* **What the task requires**: Can you restate the records below word for word?

* **Supplied data**:
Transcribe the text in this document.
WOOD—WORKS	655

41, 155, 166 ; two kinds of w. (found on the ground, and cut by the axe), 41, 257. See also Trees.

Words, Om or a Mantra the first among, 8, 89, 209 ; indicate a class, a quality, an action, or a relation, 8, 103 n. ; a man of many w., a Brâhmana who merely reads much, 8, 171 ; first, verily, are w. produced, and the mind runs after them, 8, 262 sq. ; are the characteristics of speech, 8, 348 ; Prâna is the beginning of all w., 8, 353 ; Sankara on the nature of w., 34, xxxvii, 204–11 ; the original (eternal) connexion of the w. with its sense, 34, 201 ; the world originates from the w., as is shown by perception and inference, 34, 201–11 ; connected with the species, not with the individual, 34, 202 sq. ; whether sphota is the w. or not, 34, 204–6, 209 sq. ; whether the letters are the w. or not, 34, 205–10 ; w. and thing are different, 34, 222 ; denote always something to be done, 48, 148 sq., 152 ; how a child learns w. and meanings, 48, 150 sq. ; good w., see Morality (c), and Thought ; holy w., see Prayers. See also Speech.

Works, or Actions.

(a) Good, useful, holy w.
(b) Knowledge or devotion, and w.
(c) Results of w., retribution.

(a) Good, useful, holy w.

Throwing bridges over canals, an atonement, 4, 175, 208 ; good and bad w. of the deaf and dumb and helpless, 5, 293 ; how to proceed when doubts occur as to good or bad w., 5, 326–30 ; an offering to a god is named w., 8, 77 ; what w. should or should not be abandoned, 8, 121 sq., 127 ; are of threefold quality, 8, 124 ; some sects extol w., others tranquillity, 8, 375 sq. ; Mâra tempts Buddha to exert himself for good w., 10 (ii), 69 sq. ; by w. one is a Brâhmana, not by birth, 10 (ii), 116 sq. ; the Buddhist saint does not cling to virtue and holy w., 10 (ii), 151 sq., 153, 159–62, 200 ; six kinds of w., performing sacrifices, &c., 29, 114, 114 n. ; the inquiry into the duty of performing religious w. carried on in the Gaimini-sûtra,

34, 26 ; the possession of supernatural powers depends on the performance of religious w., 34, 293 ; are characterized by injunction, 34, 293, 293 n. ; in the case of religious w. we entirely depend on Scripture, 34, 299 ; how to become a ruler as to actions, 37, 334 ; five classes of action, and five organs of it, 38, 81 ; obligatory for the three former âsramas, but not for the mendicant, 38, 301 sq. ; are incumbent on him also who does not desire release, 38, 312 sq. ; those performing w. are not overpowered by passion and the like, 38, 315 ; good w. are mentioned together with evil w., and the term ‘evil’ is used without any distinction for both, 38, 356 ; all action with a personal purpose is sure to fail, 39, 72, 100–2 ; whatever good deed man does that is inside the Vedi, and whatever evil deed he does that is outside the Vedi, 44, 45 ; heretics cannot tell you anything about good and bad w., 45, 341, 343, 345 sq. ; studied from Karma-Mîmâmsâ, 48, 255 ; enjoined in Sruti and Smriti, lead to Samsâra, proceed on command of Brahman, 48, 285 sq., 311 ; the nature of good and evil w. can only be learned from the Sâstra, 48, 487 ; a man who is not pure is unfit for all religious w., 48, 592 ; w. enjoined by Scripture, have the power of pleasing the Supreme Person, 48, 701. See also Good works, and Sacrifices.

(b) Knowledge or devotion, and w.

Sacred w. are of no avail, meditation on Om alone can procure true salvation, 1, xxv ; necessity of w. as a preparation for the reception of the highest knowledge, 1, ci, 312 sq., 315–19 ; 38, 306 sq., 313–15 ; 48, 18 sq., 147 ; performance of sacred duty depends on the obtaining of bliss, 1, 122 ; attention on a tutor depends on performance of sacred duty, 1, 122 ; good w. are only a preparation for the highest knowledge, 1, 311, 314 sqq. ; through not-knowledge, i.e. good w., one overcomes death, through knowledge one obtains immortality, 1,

* **Task result**:
Transcribe the text in this document.
WOOD—WORKS	655

41, 155, 166 ; two kinds of w. (found on the ground, and cut by the axe), 41, 257. See also Trees.

Words, Om or a Mantra the first among, 8, 89, 209 ; indicate a class, a quality, an action, or a relation, 8, 103 n. ; a man of many w., a Brâhmana who merely reads much, 8, 171 ; first, verily, are w. produced, and the mind runs after them, 8, 262 sq. ; are the characteristics of speech, 8, 348 ; Prâna is the beginning of all w., 8, 353 ; Sankara on the nature of w., 34, xxxvii, 204–11 ; the original (eternal) connexion of the w. with its sense, 34, 201 ; the world originates from the w., as is shown by perception and inference, 34, 201–11 ; connected with the species, not with the individual, 34, 202 sq. ; whether sphota is the w. or not, 34, 204–6, 209 sq. ; whether the letters are the w. or not, 34, 205–10 ; w. and thing are different, 34, 222 ; denote always something to be done, 48, 148 sq., 152 ; how a child learns w. and meanings, 48, 150 sq. ; good w., see Morality (c), and Thought ; holy w., see Prayers. See also Speech.

Works, or Actions.

(a) Good, useful, holy w.
(b) Knowledge or devotion, and w.
(c) Results of w., retribution.

(a) Good, useful, holy w.

Throwing bridges over canals, an atonement, 4, 175, 208 ; good and bad w. of the deaf and dumb and helpless, 5, 293 ; how to proceed when doubts occur as to good or bad w., 5, 326–30 ; an offering to a god is named w., 8, 77 ; what w. should or should not be abandoned, 8, 121 sq., 127 ; are of threefold quality, 8, 124 ; some sects extol w., others tranquillity, 8, 375 sq. ; Mâra tempts Buddha to exert himself for good w., 10 (ii), 69 sq. ; by w. one is a Brâhmana, not by birth, 10 (ii), 116 sq. ; the Buddhist saint does not cling to virtue and holy w., 10 (ii), 151 sq., 153, 159–62, 200 ; six kinds of w., performing sacrifices, &c., 29, 114, 114 n. ; the inquiry into the duty of performing religious w. carried on in the Gaimini-sûtra,

34, 26 ; the possession of supernatural powers depends on the performance of religious w., 34, 293 ; are characterized by injunction, 34, 293, 293 n. ; in the case of religious w. we entirely depend on Scripture, 34, 299 ; how to become a ruler as to actions, 37, 334 ; five classes of action, and five organs of it, 38, 81 ; obligatory for the three former âsramas, but not for the mendicant, 38, 301 sq. ; are incumbent on him also who does not desire release, 38, 312 sq. ; those performing w. are not overpowered by passion and the like, 38, 315 ; good w. are mentioned together with evil w., and the term ‘evil’ is used without any distinction for both, 38, 356 ; all action with a personal purpose is sure to fail, 39, 72, 100–2 ; whatever good deed man does that is inside the Vedi, and whatever evil deed he does that is outside the Vedi, 44, 45 ; heretics cannot tell you anything about good and bad w., 45, 341, 343, 345 sq. ; studied from Karma-Mîmâmsâ, 48, 255 ; enjoined in Sruti and Smriti, lead to Samsâra, proceed on command of Brahman, 48, 285 sq., 311 ; the nature of good and evil w. can only be learned from the Sâstra, 48, 487 ; a man who is not pure is unfit for all religious w., 48, 592 ; w. enjoined by Scripture, have the power of pleasing the Supreme Person, 48, 701. See also Good works, and Sacrifices.

(b) Knowledge or devotion, and w.

Sacred w. are of no avail, meditation on Om alone can procure true salvation, 1, xxv ; necessity of w. as a preparation for the reception of the highest knowledge, 1, ci, 312 sq., 315–19 ; 38, 306 sq., 313–15 ; 48, 18 sq., 147 ; performance of sacred duty depends on the obtaining of bliss, 1, 122 ; attention on a tutor depends on performance of sacred duty, 1, 122 ; good w. are only a preparation for the highest knowledge, 1, 311, 314 sqq. ; through not-knowledge, i.e. good w., one overcomes death, through knowledge one obtains immortality, 1,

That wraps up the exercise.